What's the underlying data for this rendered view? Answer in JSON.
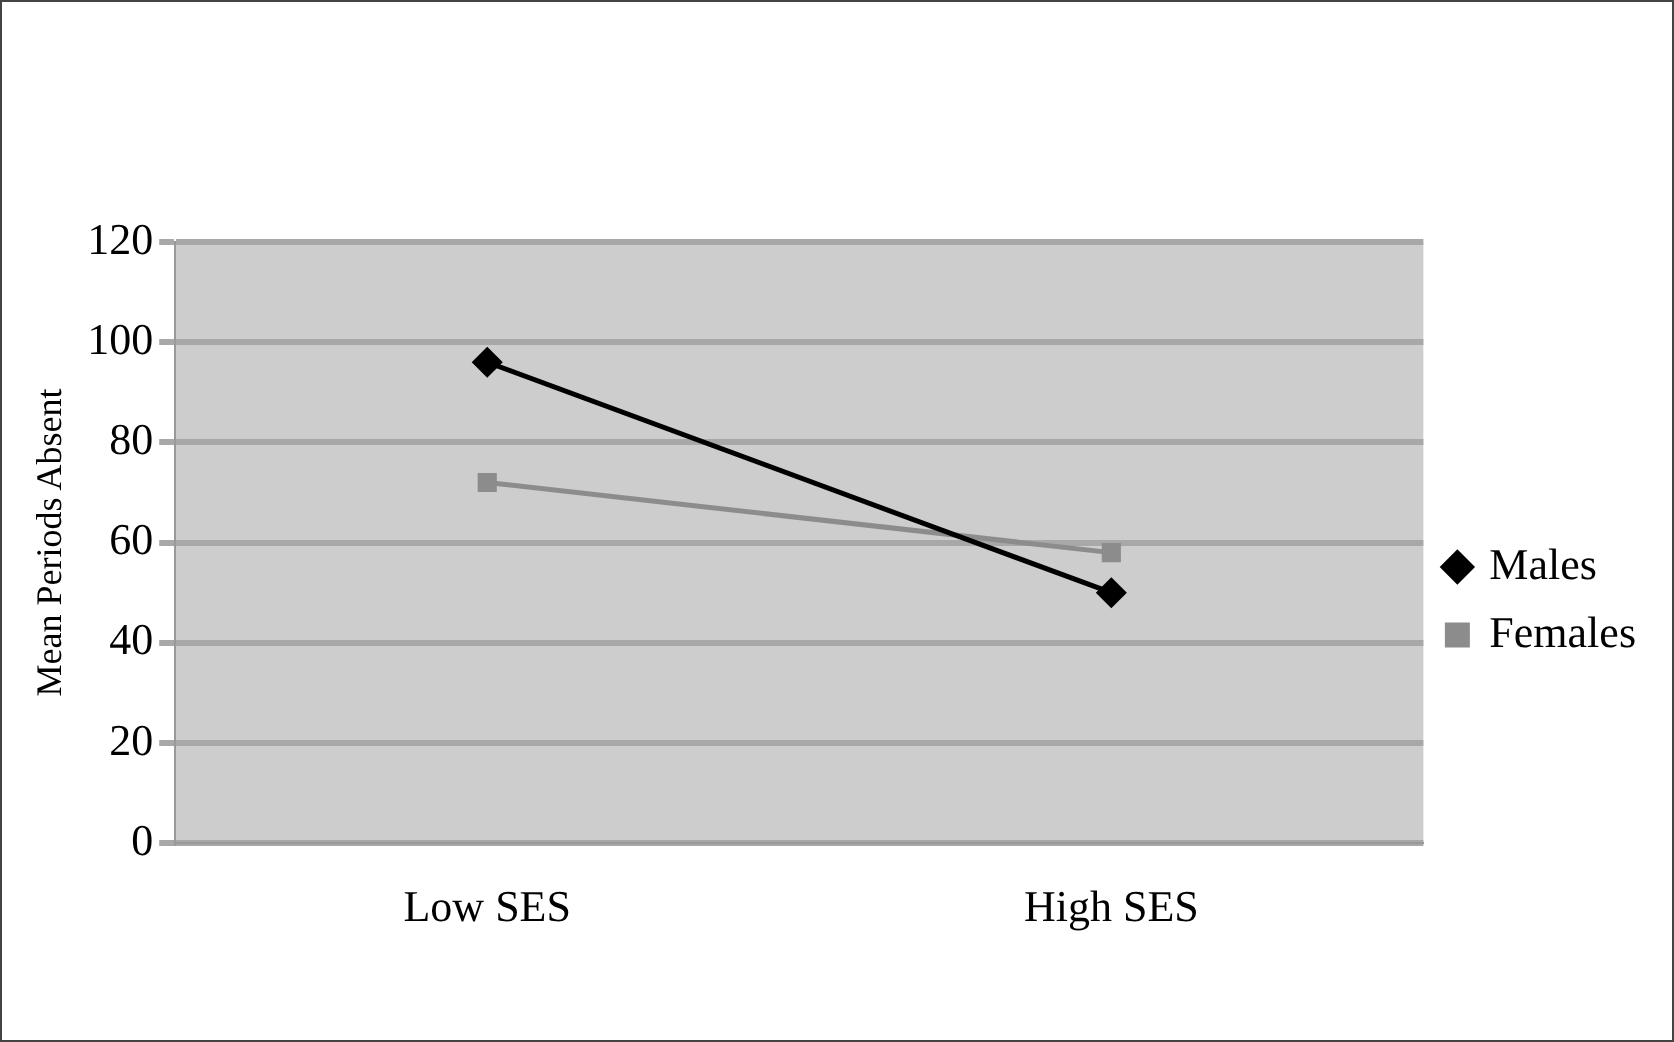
{
  "chart_data": {
    "type": "line",
    "ylabel": "Mean Periods Absent",
    "categories": [
      "Low SES",
      "High SES"
    ],
    "series": [
      {
        "name": "Males",
        "color": "#000000",
        "values": [
          96,
          50
        ],
        "marker": "diamond"
      },
      {
        "name": "Females",
        "color": "#8c8c8c",
        "values": [
          72,
          58
        ],
        "marker": "square"
      }
    ],
    "ylim": [
      0,
      120
    ],
    "yticks": [
      0,
      20,
      40,
      60,
      80,
      100,
      120
    ],
    "grid": "y",
    "legend": "right"
  }
}
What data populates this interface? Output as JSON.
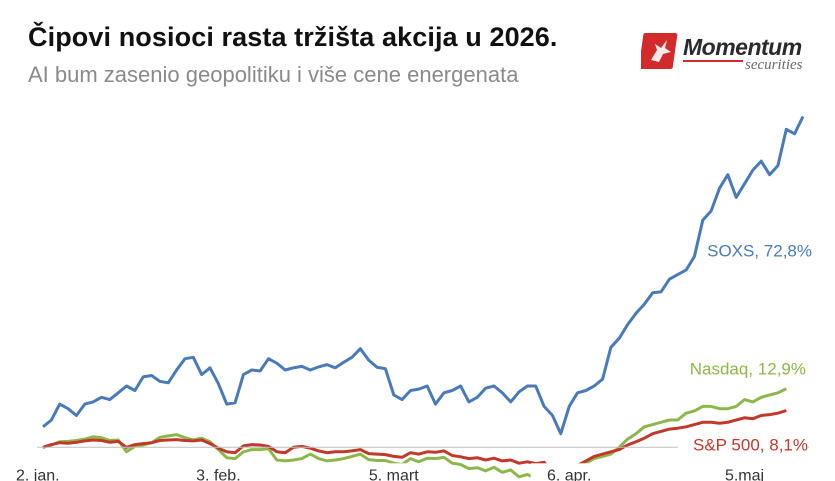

:: Task objective ::
Reproduce every entry word for word, but omit the pictures.

:: Expected output ::
What's the underlying data for this rendered view? Answer in JSON.
{
  "chart_data": {
    "type": "line",
    "ylabel": "Mean Periods Absent",
    "categories": [
      "Low SES",
      "High SES"
    ],
    "series": [
      {
        "name": "Males",
        "color": "#000000",
        "values": [
          96,
          50
        ],
        "marker": "diamond"
      },
      {
        "name": "Females",
        "color": "#8c8c8c",
        "values": [
          72,
          58
        ],
        "marker": "square"
      }
    ],
    "ylim": [
      0,
      120
    ],
    "yticks": [
      0,
      20,
      40,
      60,
      80,
      100,
      120
    ],
    "grid": "y",
    "legend": "right"
  }
}
What data populates this interface? Output as JSON.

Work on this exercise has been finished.